Instructions to follow: Copy every line that holds "杨花落尽子规啼".
※ ※ ※
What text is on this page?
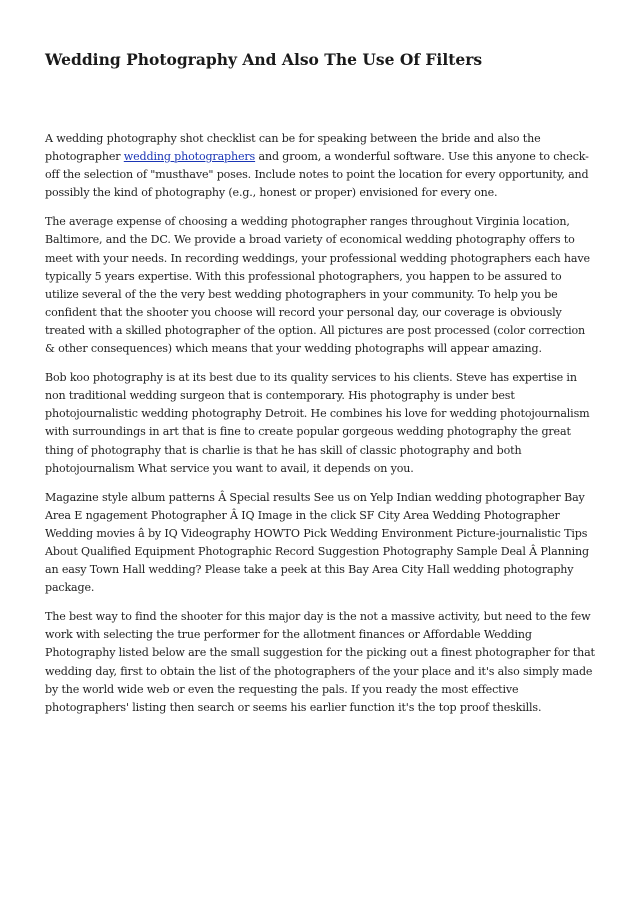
Wedding Photography And Also The Use Of Filters

A wedding photography shot checklist can be for speaking between the bride and also the photographer wedding photographers and groom, a wonderful software. Use this anyone to check-off the selection of "musthave" poses. Include notes to point the location for every opportunity, and possibly the kind of photography (e.g., honest or proper) envisioned for every one.

The average expense of choosing a wedding photographer ranges throughout Virginia location, Baltimore, and the DC. We provide a broad variety of economical wedding photography offers to meet with your needs. In recording weddings, your professional wedding photographers each have typically 5 years expertise. With this professional photographers, you happen to be assured to utilize several of the the very best wedding photographers in your community. To help you be confident that the shooter you choose will record your personal day, our coverage is obviously treated with a skilled photographer of the option. All pictures are post processed (color correction & other consequences) which means that your wedding photographs will appear amazing.

Bob koo photography is at its best due to its quality services to his clients. Steve has expertise in non traditional wedding surgeon that is contemporary. His photography is under best photojournalistic wedding photography Detroit. He combines his love for wedding photojournalism with surroundings in art that is fine to create popular gorgeous wedding photography the great thing of photography that is charlie is that he has skill of classic photography and both photojournalism What service you want to avail, it depends on you.

Magazine style album patterns Â Special results See us on Yelp Indian wedding photographer Bay Area E ngagement Photographer Â IQ Image in the click SF City Area Wedding Photographer Wedding movies â by IQ Videography HOWTO Pick Wedding Environment Picture-journalistic Tips About Qualified Equipment Photographic Record Suggestion Photography Sample Deal Â Planning an easy Town Hall wedding? Please take a peek at this Bay Area City Hall wedding photography package.

The best way to find the shooter for this major day is the not a massive activity, but need to the few work with selecting the true performer for the allotment finances or Affordable Wedding Photography listed below are the small suggestion for the picking out a finest photographer for that wedding day, first to obtain the list of the photographers of the your place and it's also simply made by the world wide web or even the requesting the pals. If you ready the most effective photographers' listing then search or seems his earlier function it's the top proof theskills.
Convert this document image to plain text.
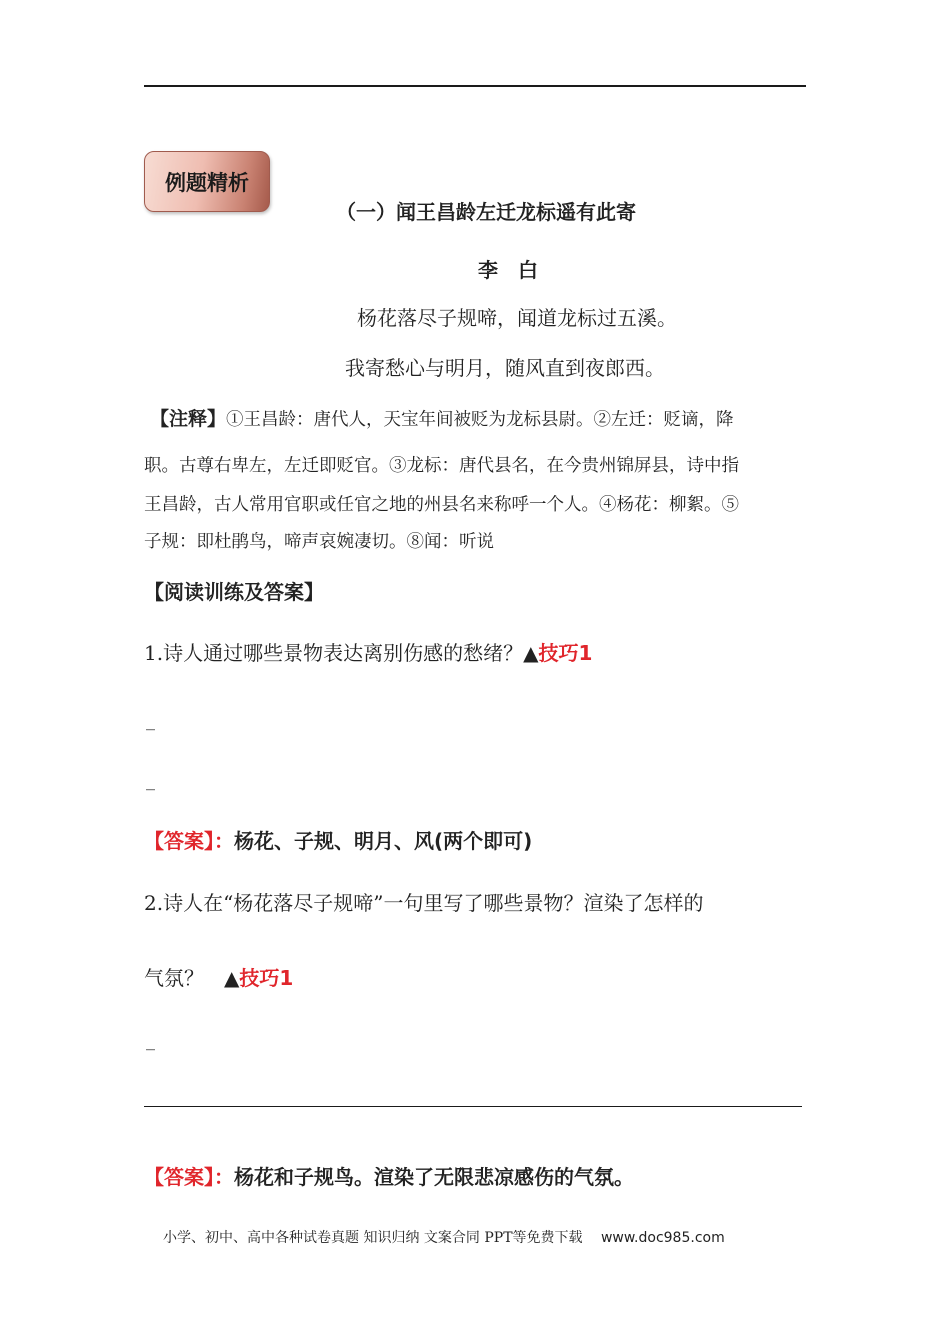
例题精析
（一）闻王昌龄左迁龙标遥有此寄
李　白
杨花落尽子规啼，闻道龙标过五溪。
我寄愁心与明月，随风直到夜郎西。
【注释】①王昌龄：唐代人，天宝年间被贬为龙标县尉。②左迁：贬谪，降
职。古尊右卑左，左迁即贬官。③龙标：唐代县名，在今贵州锦屏县，诗中指
王昌龄，古人常用官职或任官之地的州县名来称呼一个人。④杨花：柳絮。⑤
子规：即杜鹃鸟，啼声哀婉凄切。⑧闻：听说
【阅读训练及答案】
1.诗人通过哪些景物表达离别伤感的愁绪？▲技巧1
_
_
【答案】：杨花、子规、明月、风(两个即可)
2.诗人在“杨花落尽子规啼”一句里写了哪些景物？渲染了怎样的
气氛？　▲技巧1
_
【答案】：杨花和子规鸟。渲染了无限悲凉感伤的气氛。
小学、初中、高中各种试卷真题 知识归纳 文案合同 PPT等免费下载 www.doc985.com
※ ※ ※
Complete response:
杨花落尽子规啼，闻道龙标过五溪。
2.诗人在“杨花落尽子规啼”一句里写了哪些景物？渲染了怎样的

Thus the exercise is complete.